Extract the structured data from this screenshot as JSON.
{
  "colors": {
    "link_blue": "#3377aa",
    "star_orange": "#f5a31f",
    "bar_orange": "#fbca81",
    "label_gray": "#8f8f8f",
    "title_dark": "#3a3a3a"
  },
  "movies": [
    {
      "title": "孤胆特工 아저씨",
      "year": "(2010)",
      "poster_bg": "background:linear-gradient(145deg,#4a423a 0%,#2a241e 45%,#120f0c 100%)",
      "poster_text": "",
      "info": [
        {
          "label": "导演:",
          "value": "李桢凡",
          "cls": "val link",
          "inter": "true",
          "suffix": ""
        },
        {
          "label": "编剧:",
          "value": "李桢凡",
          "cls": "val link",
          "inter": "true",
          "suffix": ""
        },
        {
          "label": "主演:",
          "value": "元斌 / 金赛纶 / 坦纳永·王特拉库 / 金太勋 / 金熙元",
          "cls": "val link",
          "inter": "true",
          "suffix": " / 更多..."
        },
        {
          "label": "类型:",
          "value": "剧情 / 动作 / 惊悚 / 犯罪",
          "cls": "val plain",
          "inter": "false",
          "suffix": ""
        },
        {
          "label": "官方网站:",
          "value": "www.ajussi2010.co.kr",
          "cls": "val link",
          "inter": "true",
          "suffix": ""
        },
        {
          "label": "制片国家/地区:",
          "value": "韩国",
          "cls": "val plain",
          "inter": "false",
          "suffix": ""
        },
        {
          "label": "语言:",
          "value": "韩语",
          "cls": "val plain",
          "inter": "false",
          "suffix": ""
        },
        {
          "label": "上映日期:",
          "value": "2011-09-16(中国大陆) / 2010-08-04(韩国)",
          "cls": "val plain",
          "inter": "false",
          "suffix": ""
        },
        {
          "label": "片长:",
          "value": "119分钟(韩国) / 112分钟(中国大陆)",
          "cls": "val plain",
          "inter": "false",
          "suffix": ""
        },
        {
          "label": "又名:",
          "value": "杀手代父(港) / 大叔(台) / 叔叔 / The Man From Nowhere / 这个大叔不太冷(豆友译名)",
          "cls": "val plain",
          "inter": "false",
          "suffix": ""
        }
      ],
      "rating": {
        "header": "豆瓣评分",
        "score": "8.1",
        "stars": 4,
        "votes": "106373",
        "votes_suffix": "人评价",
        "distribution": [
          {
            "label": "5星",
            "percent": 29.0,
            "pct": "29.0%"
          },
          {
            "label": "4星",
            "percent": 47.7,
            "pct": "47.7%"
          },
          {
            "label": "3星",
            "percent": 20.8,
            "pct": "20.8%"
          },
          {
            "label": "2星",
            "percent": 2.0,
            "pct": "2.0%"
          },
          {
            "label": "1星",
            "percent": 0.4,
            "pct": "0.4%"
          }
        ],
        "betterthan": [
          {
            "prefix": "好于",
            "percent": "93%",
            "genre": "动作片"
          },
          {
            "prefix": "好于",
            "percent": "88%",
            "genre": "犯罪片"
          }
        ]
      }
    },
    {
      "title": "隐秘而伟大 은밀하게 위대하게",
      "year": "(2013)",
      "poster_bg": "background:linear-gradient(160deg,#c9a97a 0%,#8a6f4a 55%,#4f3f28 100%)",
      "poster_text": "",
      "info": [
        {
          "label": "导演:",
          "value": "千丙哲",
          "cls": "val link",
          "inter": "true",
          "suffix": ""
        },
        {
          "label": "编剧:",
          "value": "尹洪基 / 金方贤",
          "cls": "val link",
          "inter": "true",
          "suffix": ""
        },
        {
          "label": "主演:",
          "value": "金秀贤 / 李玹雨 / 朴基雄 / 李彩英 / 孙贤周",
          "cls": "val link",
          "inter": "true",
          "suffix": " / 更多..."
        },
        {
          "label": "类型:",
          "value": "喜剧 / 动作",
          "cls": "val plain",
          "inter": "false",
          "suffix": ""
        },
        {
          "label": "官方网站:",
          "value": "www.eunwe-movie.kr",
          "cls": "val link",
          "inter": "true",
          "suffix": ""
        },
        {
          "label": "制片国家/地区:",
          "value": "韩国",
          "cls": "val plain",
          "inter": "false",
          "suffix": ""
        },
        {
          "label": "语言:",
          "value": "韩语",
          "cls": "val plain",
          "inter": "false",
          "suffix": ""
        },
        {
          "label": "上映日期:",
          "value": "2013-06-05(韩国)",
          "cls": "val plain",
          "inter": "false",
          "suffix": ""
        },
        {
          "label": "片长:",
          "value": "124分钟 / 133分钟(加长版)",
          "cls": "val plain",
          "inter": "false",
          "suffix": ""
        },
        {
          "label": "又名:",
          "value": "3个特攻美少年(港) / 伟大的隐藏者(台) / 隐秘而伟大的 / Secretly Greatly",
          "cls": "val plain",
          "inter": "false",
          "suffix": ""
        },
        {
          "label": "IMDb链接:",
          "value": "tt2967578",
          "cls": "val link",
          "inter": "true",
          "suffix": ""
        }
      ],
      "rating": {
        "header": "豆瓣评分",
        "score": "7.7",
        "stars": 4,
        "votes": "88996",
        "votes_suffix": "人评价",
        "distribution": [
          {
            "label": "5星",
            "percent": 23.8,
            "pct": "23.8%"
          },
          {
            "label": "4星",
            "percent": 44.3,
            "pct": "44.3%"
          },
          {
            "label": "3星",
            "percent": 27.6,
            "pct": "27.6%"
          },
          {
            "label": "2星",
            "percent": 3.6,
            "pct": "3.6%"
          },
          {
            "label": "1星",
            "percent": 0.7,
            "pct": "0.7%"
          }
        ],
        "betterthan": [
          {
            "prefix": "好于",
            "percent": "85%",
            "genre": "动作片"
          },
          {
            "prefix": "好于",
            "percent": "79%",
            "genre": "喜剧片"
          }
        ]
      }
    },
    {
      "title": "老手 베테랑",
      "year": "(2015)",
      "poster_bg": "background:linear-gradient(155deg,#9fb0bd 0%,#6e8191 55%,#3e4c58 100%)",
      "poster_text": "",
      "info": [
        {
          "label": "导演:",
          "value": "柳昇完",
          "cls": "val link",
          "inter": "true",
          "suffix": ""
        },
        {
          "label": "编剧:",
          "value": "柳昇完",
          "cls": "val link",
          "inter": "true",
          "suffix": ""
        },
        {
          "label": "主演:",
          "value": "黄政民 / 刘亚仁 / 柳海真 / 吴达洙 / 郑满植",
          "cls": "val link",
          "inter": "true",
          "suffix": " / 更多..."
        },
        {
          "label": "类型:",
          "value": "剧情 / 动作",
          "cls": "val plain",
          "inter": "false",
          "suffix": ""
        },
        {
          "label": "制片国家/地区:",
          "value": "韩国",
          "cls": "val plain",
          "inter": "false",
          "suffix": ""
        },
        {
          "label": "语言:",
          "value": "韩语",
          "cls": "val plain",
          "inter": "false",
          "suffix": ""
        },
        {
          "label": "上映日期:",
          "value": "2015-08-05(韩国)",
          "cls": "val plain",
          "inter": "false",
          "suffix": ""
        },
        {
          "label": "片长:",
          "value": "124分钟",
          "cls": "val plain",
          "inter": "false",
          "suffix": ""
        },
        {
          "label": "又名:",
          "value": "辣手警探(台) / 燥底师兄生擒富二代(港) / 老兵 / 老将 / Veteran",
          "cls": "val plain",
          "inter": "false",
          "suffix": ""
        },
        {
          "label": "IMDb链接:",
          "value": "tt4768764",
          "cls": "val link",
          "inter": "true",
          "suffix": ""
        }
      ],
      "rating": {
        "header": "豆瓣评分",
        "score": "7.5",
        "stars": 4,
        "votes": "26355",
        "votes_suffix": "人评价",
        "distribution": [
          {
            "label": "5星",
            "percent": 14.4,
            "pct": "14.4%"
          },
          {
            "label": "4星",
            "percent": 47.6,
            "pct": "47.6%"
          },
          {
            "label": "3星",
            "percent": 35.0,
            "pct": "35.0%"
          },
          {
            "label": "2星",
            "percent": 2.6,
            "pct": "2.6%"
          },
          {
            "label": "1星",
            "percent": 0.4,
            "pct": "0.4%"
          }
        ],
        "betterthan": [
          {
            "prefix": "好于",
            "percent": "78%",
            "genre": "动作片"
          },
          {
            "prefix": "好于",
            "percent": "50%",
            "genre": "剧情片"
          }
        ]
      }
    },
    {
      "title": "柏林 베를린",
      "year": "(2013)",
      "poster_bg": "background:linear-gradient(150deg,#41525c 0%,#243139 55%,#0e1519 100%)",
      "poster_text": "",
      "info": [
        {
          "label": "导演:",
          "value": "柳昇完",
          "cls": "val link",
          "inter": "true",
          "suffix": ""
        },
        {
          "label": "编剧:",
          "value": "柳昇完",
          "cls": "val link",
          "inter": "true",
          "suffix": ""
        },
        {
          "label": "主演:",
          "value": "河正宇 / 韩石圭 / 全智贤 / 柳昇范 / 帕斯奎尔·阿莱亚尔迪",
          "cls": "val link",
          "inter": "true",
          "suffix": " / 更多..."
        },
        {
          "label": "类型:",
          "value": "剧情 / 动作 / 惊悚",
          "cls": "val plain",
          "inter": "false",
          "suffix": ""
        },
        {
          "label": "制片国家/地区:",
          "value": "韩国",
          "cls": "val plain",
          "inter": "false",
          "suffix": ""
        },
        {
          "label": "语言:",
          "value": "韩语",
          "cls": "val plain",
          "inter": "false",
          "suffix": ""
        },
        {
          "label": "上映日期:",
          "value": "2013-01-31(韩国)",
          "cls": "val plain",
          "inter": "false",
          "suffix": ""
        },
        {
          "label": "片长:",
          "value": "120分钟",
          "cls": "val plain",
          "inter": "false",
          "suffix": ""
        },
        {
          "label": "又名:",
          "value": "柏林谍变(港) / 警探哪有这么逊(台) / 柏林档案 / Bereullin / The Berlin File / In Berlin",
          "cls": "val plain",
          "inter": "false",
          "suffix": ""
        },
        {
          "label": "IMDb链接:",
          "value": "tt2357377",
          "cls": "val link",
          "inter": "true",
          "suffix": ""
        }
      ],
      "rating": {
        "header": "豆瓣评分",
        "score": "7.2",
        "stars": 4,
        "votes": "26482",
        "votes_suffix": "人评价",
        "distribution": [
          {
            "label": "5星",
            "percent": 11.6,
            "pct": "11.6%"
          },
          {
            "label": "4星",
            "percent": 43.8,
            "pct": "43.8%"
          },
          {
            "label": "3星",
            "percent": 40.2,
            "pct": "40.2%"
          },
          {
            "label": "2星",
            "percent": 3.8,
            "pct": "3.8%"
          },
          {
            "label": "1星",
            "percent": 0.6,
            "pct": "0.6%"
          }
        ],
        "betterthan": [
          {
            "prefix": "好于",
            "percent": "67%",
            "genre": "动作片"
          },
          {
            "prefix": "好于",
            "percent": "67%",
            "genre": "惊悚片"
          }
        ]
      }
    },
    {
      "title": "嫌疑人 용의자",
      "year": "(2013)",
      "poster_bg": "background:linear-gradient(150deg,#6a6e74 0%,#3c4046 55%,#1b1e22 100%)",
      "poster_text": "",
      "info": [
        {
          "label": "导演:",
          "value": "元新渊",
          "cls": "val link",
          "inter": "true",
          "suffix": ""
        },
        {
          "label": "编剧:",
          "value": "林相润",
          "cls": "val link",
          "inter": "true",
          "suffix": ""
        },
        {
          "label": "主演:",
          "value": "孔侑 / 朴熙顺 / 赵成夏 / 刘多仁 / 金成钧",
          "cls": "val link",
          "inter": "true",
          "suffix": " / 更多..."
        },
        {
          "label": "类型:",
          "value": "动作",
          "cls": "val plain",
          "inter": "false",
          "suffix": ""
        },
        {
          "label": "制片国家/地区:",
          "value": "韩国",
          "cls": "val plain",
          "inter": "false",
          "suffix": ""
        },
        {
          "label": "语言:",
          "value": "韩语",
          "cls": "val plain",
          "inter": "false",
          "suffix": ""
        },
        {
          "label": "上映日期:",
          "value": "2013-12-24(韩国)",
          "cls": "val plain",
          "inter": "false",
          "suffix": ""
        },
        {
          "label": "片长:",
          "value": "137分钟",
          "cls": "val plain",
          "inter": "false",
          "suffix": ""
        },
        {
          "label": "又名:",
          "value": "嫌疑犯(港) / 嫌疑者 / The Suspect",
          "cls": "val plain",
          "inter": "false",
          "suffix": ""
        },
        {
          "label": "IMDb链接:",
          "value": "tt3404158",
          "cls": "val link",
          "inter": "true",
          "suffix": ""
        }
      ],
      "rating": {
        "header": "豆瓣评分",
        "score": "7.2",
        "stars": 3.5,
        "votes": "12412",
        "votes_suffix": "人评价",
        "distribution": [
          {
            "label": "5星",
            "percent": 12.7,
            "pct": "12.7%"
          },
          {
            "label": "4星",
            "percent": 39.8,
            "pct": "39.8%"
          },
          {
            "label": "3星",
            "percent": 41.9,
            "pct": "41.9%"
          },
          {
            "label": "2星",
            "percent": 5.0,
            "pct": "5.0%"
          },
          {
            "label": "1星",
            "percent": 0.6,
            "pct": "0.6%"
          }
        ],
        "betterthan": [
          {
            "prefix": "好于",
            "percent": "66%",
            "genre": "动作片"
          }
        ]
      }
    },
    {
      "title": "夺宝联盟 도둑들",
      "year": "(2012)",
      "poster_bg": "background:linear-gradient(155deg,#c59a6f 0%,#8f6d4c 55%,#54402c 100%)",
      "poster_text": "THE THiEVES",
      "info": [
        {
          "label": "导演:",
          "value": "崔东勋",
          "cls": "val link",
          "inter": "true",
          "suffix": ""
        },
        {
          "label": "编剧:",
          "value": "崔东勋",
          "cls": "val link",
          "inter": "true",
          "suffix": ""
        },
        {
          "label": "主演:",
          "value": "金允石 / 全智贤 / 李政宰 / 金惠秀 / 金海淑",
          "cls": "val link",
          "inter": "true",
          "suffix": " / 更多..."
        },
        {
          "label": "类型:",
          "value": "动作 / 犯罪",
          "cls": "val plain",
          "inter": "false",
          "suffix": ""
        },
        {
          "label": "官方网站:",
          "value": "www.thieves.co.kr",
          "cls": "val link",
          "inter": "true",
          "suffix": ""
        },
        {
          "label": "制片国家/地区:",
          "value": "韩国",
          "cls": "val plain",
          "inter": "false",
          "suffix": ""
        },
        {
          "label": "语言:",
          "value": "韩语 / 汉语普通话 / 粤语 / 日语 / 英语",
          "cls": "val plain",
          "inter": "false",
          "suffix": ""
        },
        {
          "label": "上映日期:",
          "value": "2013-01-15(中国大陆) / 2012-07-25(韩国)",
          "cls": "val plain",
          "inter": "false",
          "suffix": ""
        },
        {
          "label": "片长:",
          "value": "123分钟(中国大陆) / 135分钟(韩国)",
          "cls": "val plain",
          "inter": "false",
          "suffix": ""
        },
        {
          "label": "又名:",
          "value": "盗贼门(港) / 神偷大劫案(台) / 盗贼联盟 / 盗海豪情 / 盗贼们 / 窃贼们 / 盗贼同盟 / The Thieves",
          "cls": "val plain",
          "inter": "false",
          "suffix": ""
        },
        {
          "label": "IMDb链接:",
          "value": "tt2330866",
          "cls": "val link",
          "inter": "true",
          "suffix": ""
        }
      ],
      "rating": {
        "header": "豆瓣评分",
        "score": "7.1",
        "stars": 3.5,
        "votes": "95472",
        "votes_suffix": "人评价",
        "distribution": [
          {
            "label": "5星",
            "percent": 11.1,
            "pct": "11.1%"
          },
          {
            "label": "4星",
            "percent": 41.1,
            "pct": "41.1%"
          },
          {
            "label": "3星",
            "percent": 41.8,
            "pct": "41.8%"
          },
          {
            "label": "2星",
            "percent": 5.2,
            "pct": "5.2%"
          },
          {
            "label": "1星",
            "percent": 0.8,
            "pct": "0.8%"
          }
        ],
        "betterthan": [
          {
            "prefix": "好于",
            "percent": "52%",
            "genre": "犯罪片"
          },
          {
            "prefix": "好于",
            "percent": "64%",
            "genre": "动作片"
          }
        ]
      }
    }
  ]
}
========
## Exercise objective:
List each line of the entries that holds the string "score".

## Solution for this exercise:
        "score": "8.1",
        "score": "7.7",
        "score": "7.5",
        "score": "7.2",
        "score": "7.2",
        "score": "7.1",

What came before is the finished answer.